*Data for this task*.
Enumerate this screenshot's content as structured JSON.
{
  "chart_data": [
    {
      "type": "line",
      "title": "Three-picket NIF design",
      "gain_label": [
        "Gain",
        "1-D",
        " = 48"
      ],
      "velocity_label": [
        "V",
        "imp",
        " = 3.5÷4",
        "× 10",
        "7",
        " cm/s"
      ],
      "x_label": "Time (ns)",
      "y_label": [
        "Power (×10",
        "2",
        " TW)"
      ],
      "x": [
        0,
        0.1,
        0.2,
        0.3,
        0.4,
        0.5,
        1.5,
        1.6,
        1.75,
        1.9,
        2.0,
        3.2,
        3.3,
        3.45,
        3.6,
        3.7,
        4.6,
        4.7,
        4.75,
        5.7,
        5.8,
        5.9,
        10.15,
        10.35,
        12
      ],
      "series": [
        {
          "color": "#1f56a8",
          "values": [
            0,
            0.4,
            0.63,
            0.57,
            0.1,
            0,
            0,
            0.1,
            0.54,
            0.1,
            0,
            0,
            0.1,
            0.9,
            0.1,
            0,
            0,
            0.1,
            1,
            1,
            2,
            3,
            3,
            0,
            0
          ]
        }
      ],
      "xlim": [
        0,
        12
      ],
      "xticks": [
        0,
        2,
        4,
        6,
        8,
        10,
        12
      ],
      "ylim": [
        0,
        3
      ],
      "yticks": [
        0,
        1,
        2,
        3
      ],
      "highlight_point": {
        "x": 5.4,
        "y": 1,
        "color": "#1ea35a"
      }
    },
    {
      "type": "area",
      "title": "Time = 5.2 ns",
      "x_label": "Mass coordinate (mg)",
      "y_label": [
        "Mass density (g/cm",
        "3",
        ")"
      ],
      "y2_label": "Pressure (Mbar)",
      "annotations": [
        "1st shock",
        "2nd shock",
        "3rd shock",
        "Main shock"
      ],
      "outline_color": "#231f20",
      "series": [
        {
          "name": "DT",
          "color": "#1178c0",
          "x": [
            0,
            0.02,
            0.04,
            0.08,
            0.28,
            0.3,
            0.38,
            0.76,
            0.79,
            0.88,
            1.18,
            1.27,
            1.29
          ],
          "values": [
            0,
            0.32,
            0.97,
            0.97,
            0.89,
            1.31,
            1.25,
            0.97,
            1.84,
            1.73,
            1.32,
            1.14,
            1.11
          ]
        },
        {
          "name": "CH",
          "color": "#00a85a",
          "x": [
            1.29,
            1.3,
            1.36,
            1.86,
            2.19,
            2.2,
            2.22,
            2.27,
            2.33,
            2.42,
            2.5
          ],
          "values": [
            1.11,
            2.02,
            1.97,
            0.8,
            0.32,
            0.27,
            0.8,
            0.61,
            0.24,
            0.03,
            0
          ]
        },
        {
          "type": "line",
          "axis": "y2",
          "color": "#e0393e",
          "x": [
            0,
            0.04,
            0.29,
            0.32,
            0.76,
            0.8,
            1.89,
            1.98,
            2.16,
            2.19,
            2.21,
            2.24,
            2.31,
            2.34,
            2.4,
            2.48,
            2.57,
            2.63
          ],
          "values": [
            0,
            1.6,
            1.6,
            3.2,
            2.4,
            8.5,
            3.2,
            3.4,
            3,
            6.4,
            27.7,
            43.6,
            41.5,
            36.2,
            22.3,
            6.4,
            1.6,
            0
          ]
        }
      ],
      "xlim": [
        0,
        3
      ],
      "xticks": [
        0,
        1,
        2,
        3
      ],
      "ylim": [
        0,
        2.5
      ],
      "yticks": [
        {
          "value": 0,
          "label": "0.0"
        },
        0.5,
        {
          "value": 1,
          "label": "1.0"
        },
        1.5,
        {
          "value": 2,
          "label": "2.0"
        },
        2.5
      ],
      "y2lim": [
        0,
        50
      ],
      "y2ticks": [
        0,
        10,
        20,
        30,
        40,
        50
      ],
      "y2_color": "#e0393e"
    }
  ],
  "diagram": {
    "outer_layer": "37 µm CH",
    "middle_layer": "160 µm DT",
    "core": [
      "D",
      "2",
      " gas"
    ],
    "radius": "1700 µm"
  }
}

*What the task requires*. State how many lines of the records above contain the word "title", and give only that number.

*Result below*. 2